INPUT FOR THIS TASK -
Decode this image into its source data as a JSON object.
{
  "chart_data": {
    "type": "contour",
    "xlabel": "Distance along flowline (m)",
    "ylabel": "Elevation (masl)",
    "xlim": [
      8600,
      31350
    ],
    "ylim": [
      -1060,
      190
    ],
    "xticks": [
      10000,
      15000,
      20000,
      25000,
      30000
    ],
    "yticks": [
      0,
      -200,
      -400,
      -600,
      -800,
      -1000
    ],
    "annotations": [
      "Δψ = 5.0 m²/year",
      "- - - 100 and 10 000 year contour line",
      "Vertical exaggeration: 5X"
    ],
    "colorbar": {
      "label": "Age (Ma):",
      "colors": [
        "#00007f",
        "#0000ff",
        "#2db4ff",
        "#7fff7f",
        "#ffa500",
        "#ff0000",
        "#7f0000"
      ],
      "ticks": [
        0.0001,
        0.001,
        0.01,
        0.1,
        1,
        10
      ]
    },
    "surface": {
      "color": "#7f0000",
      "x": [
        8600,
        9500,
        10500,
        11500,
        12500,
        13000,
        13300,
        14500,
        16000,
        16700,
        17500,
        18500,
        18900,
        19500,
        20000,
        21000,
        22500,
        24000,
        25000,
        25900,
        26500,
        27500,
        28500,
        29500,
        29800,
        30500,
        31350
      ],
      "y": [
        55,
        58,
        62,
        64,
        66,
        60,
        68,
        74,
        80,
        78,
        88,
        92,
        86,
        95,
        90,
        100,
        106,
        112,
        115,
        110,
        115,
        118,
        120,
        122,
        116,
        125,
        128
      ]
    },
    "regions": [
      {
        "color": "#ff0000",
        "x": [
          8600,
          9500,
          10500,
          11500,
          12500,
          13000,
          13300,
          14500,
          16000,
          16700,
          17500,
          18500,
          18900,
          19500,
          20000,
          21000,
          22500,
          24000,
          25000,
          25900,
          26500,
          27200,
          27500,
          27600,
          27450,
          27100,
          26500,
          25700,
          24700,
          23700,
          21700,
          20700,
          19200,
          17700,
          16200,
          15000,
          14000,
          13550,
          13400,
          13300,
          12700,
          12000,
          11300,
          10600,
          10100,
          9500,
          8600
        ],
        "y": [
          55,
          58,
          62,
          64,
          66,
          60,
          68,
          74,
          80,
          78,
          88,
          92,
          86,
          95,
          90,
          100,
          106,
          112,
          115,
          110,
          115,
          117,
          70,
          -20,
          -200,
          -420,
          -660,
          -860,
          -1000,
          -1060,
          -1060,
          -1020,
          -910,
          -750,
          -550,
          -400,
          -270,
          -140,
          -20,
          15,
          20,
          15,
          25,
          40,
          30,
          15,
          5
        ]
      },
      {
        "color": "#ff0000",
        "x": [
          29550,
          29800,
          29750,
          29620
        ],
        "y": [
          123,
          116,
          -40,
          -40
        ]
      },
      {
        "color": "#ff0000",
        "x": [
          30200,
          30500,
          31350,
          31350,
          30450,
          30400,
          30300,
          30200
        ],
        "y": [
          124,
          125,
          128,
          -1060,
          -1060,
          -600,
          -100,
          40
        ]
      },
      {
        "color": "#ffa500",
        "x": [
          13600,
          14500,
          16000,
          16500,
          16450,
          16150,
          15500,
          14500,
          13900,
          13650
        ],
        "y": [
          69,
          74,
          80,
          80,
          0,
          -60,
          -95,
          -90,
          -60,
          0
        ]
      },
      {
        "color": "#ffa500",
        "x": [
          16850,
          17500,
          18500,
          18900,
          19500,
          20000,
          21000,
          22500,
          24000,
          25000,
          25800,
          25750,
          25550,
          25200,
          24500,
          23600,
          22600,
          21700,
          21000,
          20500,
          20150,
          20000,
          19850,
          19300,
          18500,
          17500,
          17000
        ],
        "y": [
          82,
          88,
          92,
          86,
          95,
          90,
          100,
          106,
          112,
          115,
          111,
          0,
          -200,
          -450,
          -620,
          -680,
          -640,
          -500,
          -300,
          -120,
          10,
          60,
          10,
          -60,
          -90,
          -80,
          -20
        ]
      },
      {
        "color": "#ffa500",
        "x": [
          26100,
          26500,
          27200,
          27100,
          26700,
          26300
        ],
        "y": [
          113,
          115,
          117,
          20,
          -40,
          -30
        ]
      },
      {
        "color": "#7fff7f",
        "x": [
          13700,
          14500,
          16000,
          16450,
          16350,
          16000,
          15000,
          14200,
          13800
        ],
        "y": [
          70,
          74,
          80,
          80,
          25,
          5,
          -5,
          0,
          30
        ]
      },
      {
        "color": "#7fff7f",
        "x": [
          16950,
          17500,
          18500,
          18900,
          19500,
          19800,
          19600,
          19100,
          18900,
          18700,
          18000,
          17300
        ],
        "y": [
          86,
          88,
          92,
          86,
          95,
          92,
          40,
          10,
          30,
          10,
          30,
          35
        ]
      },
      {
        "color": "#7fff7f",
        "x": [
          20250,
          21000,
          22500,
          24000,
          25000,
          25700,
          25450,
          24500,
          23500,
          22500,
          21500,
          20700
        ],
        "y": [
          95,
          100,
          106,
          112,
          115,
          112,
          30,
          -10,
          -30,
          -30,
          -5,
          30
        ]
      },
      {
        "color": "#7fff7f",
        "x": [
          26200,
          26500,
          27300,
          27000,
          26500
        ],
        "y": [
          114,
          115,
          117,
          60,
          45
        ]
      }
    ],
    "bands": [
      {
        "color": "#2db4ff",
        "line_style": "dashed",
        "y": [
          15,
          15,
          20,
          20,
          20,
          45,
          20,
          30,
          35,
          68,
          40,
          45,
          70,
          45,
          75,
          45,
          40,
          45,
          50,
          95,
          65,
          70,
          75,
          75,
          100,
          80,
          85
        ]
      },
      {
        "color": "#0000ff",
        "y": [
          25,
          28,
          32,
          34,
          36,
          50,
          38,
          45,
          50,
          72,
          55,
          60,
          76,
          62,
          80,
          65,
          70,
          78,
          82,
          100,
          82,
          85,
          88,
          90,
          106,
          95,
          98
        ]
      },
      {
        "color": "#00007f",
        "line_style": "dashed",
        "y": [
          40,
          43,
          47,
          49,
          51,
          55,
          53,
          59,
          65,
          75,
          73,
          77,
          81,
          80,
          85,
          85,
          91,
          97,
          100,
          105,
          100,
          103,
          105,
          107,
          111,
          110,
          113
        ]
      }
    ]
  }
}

PROBLEM TO SOLVE - Pull every line containing "contour" out of the records.

OUTPUT -
    "type": "contour",
      "- - - 100 and 10 000 year contour line",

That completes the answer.